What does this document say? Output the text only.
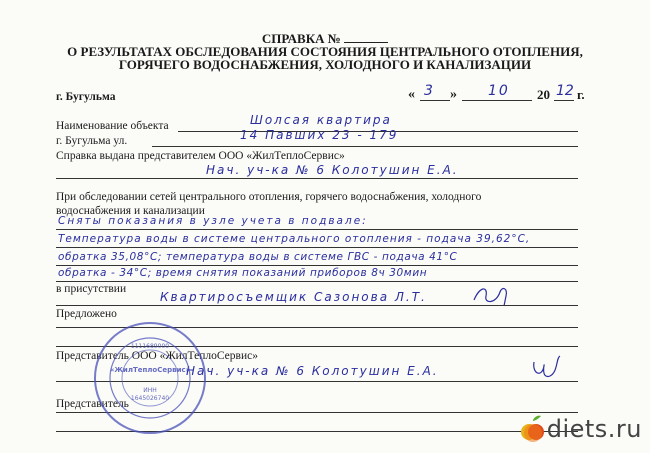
СПРАВКА №
О РЕЗУЛЬТАТАХ ОБСЛЕДОВАНИЯ СОСТОЯНИЯ ЦЕНТРАЛЬНОГО ОТОПЛЕНИЯ,
ГОРЯЧЕГО ВОДОСНАБЖЕНИЯ, ХОЛОДНОГО И КАНАЛИЗАЦИИ
г. Бугульма	« 3 » 10 20 12 г.
Наименование объекта	Шолсая квартира
г. Бугульма ул.	14 Павших 23 - 179
Справка выдана представителем ООО «ЖилТеплоСервис»
Нач. уч-ка № 6 Колотушин Е.А.
При обследовании сетей центрального отопления, горячего водоснабжения, холодного
водоснабжения и канализации
Сняты показания в узле учета в подвале:
Температура воды в системе центрального отопления - подача 39,62°С,
обратка 35,08°С; температура воды в системе ГВС - подача 41°С
обратка - 34°С; время снятия показаний приборов 8ч 30мин
в присутствии
Квартиросъемщик Сазонова Л.Т.
Предложено
Представитель ООО «ЖилТеплоСервис»
Нач. уч-ка № 6 Колотушин Е.А.
Представитель
1111689000
«ЖилТеплоСервис»
ИНН
1645026740
diets.ru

━━━━━━━━

▶ EXERCISE GOAL: Your task is to set down the records shown above exactly, minus any pictures.

▶ EXPECTED ANSWER:
What does this document say? Output the text only.
СПРАВКА №
О РЕЗУЛЬТАТАХ ОБСЛЕДОВАНИЯ СОСТОЯНИЯ ЦЕНТРАЛЬНОГО ОТОПЛЕНИЯ,
ГОРЯЧЕГО ВОДОСНАБЖЕНИЯ, ХОЛОДНОГО И КАНАЛИЗАЦИИ
г. Бугульма	« 3 » 10 20 12 г.
Наименование объекта	Шолсая квартира
г. Бугульма ул.	14 Павших 23 - 179
Справка выдана представителем ООО «ЖилТеплоСервис»
Нач. уч-ка № 6 Колотушин Е.А.
При обследовании сетей центрального отопления, горячего водоснабжения, холодного
водоснабжения и канализации
Сняты показания в узле учета в подвале:
Температура воды в системе центрального отопления - подача 39,62°С,
обратка 35,08°С; температура воды в системе ГВС - подача 41°С
обратка - 34°С; время снятия показаний приборов 8ч 30мин
в присутствии
Квартиросъемщик Сазонова Л.Т.
Предложено
Представитель ООО «ЖилТеплоСервис»
Нач. уч-ка № 6 Колотушин Е.А.
Представитель
1111689000
«ЖилТеплоСервис»
ИНН
1645026740
diets.ru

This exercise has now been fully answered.